-- start of Records for this exercise --

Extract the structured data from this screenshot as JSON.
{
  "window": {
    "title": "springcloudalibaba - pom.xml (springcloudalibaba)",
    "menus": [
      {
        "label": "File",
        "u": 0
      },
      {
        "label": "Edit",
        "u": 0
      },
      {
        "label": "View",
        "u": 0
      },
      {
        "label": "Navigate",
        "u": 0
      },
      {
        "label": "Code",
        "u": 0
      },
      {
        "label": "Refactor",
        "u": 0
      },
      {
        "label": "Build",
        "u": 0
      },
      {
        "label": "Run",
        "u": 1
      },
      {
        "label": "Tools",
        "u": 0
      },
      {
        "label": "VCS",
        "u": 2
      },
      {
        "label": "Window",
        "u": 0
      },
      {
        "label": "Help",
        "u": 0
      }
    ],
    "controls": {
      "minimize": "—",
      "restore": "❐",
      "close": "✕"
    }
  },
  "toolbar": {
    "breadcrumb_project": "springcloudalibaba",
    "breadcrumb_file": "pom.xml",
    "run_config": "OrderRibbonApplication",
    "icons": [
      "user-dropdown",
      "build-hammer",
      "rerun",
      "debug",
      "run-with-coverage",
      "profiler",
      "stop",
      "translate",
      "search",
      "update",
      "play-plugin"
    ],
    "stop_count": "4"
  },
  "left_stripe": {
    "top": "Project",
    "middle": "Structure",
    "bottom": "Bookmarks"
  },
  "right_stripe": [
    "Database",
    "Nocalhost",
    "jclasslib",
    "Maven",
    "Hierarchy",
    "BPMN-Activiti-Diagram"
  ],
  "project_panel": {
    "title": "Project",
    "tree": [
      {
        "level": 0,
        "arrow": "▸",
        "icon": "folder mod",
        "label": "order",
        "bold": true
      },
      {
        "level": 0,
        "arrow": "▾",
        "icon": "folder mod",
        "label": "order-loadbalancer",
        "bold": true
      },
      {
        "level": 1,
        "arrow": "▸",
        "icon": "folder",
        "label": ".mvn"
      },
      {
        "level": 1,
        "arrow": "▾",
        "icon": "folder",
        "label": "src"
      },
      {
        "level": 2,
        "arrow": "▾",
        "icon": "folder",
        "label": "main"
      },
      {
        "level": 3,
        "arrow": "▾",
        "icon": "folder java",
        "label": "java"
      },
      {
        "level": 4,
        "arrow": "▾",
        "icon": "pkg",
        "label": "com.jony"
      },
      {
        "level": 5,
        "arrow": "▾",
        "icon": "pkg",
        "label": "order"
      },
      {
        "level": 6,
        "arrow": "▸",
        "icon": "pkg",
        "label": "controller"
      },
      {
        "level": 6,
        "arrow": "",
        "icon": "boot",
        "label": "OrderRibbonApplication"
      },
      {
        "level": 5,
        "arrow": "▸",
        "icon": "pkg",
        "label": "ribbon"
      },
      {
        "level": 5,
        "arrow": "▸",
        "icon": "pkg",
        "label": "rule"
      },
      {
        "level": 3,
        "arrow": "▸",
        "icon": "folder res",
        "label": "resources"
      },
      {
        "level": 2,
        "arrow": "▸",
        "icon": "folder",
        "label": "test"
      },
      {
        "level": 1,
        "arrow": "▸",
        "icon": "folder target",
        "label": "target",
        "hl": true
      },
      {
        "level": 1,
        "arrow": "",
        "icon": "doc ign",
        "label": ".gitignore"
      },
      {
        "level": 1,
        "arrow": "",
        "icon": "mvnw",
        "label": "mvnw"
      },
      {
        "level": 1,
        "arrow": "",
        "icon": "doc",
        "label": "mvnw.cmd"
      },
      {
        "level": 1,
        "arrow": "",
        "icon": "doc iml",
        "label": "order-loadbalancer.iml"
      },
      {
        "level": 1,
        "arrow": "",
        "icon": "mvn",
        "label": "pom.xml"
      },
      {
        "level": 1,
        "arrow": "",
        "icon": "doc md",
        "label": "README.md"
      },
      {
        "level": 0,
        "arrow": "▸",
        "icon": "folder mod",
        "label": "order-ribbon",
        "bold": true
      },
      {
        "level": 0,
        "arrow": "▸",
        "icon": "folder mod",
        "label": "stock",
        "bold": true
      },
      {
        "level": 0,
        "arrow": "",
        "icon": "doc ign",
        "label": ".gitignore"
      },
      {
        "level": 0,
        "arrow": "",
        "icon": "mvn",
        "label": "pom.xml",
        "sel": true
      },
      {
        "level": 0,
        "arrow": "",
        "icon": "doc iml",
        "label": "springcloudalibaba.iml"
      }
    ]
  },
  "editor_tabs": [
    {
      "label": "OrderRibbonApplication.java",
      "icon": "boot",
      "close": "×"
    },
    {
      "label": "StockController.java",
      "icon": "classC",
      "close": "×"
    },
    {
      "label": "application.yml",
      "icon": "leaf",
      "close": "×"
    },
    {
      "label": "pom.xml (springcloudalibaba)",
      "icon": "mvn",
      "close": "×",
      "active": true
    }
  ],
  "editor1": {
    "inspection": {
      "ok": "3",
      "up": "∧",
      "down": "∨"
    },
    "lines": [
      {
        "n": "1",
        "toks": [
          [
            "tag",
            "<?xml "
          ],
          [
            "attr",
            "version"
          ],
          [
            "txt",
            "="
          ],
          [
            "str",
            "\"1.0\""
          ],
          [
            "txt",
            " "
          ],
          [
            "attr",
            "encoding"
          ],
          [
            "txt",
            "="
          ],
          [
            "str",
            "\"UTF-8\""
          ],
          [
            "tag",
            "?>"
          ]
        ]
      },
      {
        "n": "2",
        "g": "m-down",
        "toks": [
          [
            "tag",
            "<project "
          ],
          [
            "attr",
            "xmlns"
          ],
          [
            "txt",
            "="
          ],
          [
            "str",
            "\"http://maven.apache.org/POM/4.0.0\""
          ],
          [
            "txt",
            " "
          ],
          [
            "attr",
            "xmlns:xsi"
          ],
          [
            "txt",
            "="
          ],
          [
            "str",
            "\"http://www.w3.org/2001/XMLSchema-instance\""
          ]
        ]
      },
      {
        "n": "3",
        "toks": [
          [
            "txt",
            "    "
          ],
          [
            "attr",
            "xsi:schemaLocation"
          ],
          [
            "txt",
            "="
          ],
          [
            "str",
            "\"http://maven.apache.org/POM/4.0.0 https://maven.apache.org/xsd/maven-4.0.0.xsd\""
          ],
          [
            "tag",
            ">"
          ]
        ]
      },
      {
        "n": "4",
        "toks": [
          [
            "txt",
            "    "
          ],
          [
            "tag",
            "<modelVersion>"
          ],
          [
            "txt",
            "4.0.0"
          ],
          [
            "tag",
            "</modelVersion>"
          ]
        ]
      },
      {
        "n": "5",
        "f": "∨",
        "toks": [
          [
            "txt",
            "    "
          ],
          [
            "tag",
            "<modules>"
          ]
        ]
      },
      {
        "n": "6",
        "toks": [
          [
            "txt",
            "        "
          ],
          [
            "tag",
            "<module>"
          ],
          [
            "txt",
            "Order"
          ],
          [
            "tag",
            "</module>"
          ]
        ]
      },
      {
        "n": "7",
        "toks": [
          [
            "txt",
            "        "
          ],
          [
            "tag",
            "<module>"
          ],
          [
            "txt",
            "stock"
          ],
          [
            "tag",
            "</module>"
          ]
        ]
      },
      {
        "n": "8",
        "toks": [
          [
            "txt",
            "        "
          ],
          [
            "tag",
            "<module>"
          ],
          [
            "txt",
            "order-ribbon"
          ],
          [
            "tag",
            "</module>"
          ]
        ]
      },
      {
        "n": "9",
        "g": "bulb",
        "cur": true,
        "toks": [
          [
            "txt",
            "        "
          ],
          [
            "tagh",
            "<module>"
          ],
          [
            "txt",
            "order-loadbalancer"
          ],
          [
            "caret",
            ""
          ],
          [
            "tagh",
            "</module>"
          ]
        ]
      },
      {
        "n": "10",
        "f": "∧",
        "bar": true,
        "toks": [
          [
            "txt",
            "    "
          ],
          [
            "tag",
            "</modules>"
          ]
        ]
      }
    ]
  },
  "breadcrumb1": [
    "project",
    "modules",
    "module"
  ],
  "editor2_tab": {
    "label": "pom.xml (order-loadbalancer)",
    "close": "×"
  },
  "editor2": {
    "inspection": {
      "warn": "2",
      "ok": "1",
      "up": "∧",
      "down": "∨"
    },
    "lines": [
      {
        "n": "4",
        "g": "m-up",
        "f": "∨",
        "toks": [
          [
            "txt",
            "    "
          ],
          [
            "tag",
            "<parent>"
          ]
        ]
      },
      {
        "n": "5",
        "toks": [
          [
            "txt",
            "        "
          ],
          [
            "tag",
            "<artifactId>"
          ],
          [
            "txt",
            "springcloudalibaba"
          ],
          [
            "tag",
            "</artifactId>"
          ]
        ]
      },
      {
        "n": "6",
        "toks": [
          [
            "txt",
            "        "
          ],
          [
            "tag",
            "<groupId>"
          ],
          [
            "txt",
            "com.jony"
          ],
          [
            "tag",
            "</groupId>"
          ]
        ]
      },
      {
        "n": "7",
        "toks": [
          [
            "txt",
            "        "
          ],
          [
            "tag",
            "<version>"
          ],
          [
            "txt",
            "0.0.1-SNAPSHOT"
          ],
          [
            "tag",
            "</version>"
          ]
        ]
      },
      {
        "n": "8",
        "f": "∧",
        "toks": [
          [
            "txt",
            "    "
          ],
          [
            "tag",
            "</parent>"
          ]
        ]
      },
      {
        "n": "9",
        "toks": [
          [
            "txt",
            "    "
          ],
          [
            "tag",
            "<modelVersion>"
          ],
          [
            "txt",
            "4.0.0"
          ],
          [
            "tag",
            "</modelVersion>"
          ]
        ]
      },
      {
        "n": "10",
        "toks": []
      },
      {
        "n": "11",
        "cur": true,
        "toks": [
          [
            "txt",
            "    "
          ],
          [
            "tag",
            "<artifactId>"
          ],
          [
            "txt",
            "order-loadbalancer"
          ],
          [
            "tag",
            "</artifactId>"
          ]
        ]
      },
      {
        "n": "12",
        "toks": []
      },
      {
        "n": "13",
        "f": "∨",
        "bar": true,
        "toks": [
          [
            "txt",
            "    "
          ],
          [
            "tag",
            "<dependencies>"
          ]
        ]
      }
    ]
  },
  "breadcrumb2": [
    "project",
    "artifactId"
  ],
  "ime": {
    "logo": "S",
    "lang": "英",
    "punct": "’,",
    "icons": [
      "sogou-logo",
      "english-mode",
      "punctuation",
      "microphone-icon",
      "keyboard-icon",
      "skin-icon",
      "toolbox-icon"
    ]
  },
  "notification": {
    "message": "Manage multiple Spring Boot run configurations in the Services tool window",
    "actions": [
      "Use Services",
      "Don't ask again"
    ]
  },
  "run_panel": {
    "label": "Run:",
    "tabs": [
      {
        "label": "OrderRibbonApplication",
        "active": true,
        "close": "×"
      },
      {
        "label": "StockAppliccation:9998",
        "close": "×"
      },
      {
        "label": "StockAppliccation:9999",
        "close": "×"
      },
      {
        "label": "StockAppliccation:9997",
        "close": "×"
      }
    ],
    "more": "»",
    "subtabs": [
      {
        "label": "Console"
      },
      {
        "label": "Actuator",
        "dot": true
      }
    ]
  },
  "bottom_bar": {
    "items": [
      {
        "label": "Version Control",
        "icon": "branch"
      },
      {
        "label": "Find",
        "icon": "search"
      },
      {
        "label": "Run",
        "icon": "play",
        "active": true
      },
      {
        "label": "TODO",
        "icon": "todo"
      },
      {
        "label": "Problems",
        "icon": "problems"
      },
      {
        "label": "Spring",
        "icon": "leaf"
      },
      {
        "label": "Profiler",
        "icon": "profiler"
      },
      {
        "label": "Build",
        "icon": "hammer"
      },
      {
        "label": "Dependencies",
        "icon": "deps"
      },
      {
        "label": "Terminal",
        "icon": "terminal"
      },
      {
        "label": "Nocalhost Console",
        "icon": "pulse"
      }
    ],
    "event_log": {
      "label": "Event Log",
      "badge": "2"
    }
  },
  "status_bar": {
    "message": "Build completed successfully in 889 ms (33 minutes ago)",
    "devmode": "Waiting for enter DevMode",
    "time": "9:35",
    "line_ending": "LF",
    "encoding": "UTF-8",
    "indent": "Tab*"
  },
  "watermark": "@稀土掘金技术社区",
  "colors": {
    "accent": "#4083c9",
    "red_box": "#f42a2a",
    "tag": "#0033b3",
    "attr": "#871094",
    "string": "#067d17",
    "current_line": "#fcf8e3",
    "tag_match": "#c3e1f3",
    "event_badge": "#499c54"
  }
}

-- end of Records for this exercise --

Problem description. Using the material above, gather every line that includes "Nocalhost".

Solution to the exercise.
    "Nocalhost",
        "label": "Nocalhost Console",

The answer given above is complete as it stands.